• **TASK OBJECTIVE**:
Return every line below in which "federalizado" appears.

• **MATERIAL PROVIDED**:
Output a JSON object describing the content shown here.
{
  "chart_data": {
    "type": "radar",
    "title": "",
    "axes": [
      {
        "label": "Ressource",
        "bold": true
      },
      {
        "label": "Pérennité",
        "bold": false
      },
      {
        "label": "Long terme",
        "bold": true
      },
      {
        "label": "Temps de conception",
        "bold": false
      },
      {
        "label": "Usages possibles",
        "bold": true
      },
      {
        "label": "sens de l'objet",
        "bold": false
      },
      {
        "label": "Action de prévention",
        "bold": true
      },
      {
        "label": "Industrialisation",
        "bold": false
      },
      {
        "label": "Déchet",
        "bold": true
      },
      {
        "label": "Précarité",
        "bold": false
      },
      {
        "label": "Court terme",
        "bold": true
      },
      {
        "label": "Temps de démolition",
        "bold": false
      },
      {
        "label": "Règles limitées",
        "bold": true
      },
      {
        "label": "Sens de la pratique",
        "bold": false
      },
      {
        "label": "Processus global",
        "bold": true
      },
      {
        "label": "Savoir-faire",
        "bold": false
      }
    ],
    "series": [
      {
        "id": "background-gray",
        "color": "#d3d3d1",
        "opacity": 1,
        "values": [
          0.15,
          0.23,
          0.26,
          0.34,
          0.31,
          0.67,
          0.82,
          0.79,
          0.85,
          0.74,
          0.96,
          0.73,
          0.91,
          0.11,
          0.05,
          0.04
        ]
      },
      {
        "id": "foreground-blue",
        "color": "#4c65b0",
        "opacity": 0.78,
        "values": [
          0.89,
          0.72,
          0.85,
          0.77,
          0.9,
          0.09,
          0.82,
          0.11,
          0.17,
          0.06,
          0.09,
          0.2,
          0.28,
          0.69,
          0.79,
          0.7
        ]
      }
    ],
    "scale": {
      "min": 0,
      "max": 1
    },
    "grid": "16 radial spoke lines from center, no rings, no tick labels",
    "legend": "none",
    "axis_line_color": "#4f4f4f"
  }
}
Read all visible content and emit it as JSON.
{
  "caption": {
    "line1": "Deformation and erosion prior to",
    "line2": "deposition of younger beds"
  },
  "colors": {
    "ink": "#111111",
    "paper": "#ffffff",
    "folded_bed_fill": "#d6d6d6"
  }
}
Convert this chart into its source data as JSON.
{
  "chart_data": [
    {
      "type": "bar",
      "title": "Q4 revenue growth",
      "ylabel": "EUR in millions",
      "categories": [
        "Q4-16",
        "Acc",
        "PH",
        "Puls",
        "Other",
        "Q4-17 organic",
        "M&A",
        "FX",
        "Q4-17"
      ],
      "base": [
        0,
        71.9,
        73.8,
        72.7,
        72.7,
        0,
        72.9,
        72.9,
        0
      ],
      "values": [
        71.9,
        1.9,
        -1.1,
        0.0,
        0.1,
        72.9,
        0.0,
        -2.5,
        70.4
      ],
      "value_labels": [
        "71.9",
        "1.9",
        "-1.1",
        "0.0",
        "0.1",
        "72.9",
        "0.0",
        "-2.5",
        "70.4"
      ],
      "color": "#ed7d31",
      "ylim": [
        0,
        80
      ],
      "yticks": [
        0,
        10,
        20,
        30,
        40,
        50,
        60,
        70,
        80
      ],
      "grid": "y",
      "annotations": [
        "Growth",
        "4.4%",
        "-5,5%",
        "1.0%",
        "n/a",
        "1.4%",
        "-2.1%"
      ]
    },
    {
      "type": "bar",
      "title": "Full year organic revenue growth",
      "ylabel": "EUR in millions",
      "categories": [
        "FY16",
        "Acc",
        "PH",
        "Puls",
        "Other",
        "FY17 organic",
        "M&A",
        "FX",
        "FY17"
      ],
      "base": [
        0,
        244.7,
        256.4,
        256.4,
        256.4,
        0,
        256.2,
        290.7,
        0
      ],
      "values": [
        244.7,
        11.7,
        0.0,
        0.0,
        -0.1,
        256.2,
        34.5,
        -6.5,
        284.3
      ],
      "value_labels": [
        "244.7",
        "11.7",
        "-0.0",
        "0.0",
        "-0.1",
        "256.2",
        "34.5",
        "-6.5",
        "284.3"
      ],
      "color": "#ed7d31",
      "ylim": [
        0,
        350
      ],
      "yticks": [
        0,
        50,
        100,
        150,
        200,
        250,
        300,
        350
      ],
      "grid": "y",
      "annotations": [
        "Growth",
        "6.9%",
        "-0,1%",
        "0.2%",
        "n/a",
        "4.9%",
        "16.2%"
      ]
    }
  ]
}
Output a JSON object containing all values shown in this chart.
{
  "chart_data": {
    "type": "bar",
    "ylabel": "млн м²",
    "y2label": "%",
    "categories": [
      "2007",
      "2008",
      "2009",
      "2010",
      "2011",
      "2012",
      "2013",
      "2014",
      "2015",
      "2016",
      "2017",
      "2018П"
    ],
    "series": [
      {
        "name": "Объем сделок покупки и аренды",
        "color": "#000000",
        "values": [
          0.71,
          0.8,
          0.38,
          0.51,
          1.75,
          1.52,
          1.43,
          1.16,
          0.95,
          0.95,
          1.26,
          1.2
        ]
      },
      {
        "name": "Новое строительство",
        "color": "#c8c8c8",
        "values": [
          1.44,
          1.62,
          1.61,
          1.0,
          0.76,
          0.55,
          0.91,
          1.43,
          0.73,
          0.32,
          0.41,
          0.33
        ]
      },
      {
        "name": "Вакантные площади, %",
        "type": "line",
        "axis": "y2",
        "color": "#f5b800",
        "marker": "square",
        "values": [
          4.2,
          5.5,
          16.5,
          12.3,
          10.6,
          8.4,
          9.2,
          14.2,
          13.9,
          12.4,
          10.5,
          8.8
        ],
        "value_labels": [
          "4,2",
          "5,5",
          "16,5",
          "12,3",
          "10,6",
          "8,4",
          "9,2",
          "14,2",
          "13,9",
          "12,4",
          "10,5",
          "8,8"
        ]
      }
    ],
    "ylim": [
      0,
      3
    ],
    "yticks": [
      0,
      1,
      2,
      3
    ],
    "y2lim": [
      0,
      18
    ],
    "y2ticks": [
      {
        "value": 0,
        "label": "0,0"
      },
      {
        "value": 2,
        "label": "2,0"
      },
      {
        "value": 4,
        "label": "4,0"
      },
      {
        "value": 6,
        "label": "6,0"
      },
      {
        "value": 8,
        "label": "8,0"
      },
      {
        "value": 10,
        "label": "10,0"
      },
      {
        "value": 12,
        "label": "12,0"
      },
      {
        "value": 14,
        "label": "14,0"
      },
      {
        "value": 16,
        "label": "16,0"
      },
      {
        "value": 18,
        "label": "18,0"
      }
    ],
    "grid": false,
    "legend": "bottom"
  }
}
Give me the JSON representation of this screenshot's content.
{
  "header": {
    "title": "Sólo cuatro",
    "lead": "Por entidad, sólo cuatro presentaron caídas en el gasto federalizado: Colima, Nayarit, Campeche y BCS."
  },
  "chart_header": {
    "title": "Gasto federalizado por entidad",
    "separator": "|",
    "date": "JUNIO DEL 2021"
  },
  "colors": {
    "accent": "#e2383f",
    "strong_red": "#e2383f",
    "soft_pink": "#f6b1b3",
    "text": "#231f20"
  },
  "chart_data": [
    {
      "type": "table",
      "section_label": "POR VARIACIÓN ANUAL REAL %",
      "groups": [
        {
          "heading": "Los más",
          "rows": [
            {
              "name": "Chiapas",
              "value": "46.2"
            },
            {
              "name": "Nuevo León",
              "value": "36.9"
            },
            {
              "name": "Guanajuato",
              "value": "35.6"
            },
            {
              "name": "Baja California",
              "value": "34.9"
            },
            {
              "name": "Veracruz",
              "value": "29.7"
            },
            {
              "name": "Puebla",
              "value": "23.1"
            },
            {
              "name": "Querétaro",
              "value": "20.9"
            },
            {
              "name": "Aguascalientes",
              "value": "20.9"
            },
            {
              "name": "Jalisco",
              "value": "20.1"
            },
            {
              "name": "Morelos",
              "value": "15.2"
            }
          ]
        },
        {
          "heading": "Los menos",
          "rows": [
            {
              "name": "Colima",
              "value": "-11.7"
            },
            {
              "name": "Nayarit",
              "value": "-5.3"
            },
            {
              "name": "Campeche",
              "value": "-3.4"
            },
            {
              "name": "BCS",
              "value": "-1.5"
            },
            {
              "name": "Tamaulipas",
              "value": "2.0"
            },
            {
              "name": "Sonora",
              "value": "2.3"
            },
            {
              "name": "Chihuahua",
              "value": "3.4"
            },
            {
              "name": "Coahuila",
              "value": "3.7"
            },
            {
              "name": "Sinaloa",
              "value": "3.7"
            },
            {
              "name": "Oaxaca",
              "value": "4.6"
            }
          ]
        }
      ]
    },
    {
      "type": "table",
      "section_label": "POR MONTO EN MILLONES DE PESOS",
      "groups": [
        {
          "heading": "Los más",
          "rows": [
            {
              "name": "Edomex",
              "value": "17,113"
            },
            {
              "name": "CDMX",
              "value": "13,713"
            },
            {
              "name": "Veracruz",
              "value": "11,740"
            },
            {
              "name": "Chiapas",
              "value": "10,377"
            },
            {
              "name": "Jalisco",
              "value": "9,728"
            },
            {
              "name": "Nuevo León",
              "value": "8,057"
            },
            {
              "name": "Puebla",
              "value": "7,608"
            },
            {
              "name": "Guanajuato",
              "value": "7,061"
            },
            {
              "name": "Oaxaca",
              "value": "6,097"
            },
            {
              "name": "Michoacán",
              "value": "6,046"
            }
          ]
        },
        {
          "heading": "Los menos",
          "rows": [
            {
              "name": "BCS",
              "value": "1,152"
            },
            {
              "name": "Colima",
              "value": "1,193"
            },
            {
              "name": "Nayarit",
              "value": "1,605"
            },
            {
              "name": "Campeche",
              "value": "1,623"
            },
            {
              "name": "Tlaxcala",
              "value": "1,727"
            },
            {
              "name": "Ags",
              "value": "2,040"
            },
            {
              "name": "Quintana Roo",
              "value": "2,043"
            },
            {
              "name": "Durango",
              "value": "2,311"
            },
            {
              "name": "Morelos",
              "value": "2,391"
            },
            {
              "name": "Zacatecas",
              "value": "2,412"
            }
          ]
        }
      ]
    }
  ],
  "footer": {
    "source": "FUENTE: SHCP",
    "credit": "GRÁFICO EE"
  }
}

• **RESULT OF THIS TASK**:
    "lead": "Por entidad, sólo cuatro presentaron caídas en el gasto federalizado: Colima, Nayarit, Campeche y BCS."
    "title": "Gasto federalizado por entidad",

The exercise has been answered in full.